• **Aim**: List each line in which the string "equation" appears.
━━━━━━━━━━━━━━━━
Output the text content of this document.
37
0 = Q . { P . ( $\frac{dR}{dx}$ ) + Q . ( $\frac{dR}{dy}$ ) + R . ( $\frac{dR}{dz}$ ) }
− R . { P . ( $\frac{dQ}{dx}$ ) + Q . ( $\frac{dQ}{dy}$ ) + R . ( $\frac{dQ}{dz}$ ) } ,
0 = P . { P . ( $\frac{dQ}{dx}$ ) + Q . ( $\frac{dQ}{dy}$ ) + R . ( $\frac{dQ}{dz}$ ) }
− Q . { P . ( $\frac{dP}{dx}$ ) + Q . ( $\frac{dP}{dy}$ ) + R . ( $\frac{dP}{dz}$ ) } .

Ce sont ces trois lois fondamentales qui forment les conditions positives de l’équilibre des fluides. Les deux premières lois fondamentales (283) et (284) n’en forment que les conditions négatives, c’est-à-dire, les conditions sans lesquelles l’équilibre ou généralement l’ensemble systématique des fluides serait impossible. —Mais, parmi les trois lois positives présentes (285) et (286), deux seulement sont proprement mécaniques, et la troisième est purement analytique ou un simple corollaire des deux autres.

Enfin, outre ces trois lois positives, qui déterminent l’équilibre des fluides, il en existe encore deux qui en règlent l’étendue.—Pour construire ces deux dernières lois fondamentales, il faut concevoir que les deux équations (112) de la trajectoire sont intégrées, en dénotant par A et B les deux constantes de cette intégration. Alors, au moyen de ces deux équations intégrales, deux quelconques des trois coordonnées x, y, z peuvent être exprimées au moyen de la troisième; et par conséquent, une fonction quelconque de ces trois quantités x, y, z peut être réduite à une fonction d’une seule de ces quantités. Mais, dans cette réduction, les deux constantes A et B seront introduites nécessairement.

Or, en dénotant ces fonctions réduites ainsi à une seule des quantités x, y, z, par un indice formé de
━━━━━━━━━━━━━━━━
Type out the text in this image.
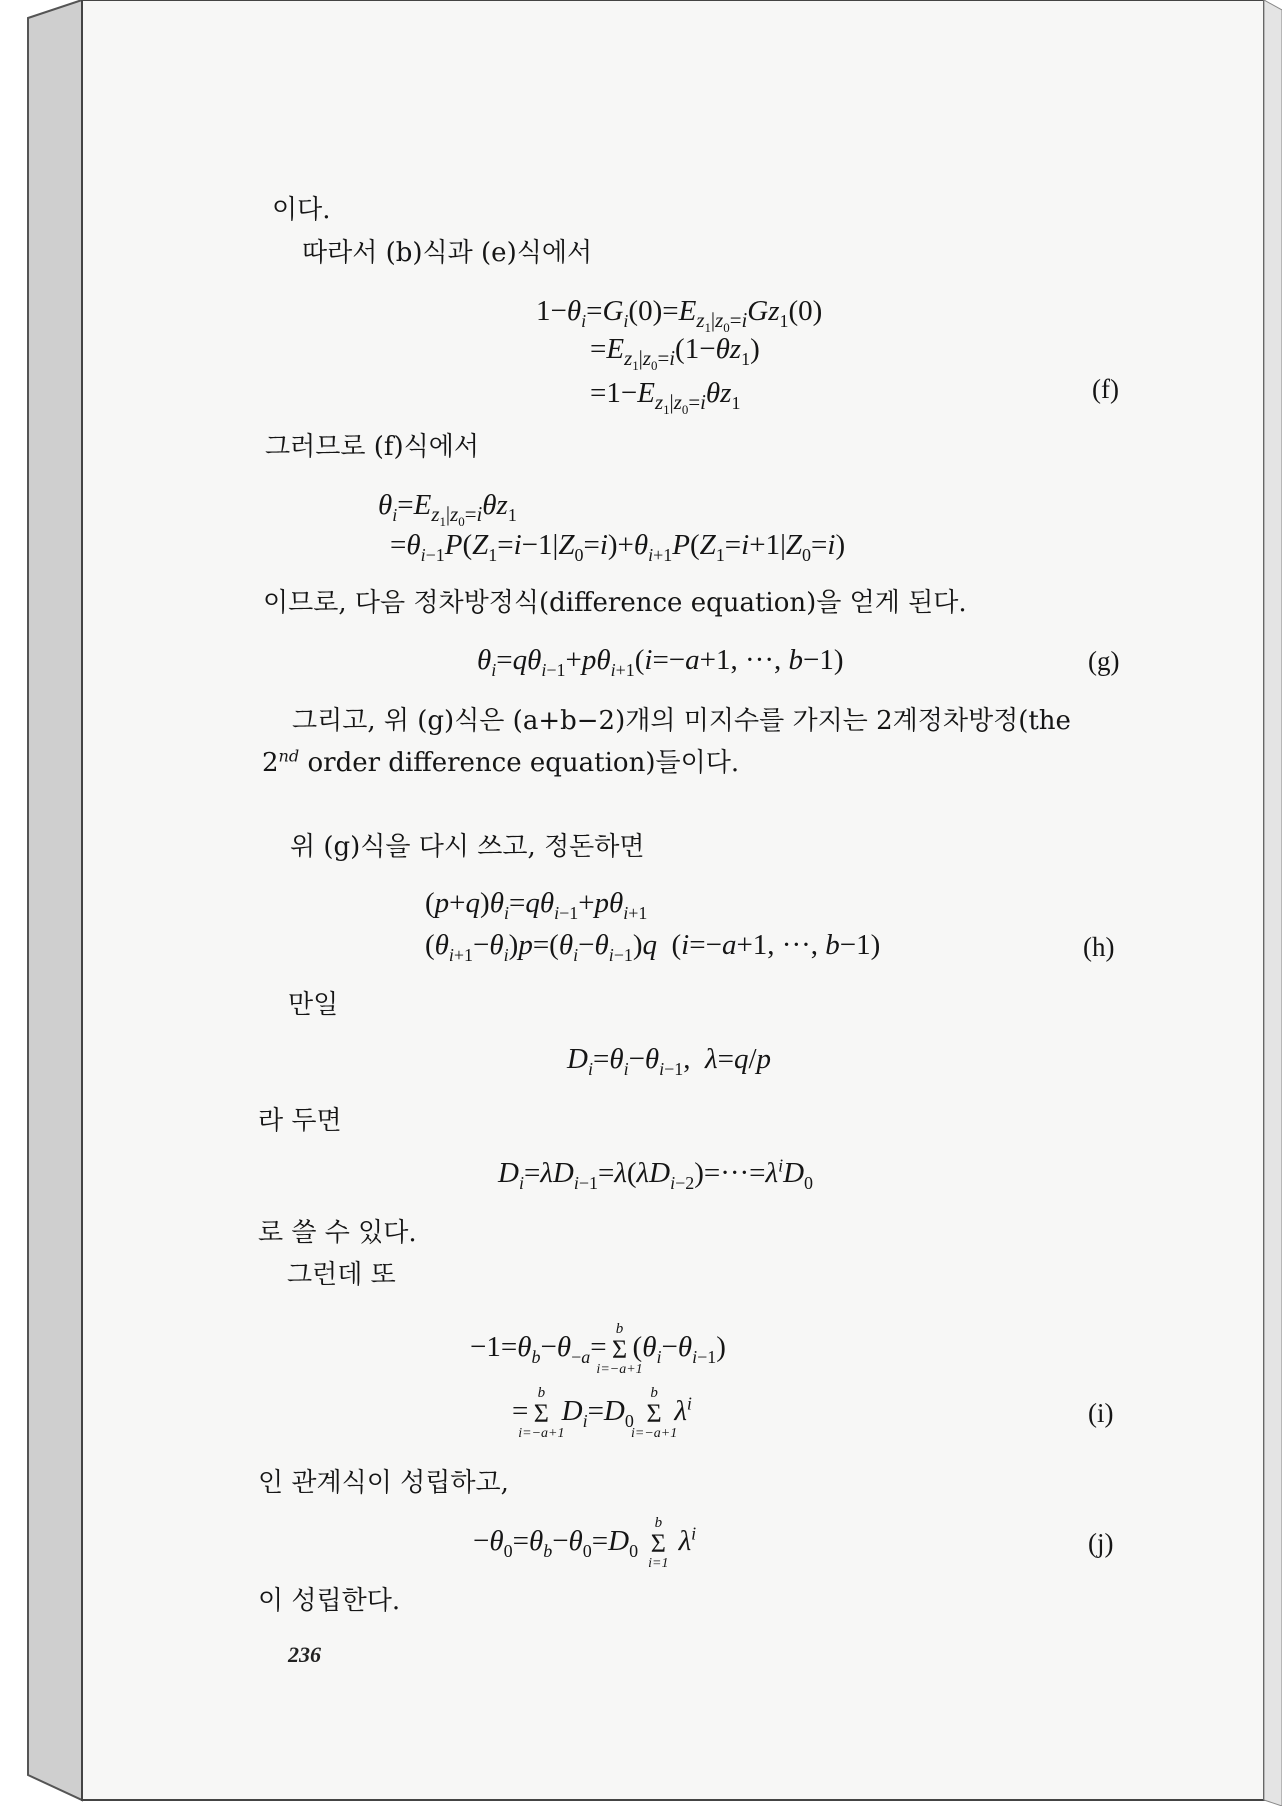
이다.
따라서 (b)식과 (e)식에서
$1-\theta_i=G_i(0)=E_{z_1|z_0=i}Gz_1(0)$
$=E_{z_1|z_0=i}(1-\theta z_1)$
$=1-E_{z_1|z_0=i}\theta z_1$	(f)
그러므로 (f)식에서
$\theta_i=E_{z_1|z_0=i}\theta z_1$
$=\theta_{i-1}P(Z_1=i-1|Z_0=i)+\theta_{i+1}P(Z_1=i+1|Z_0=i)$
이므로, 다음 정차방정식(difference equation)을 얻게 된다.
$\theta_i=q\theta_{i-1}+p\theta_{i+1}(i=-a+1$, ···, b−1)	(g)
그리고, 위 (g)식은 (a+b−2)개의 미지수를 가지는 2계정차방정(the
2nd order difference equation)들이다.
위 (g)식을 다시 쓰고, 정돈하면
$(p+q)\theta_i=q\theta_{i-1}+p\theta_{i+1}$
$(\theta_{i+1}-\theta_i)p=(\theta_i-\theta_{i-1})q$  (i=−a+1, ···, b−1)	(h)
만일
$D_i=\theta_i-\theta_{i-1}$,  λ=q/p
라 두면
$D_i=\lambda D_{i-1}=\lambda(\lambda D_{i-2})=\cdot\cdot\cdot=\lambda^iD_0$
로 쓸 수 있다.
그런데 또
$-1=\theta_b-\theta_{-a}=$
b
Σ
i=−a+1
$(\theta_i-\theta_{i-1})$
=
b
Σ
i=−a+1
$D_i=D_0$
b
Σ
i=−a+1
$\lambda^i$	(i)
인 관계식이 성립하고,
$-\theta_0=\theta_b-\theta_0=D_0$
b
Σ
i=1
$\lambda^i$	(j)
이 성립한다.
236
━━━━━━━━━━━━━━━━
• **Worked answer**:
이므로, 다음 정차방정식(difference equation)을 얻게 된다.
2nd order difference equation)들이다.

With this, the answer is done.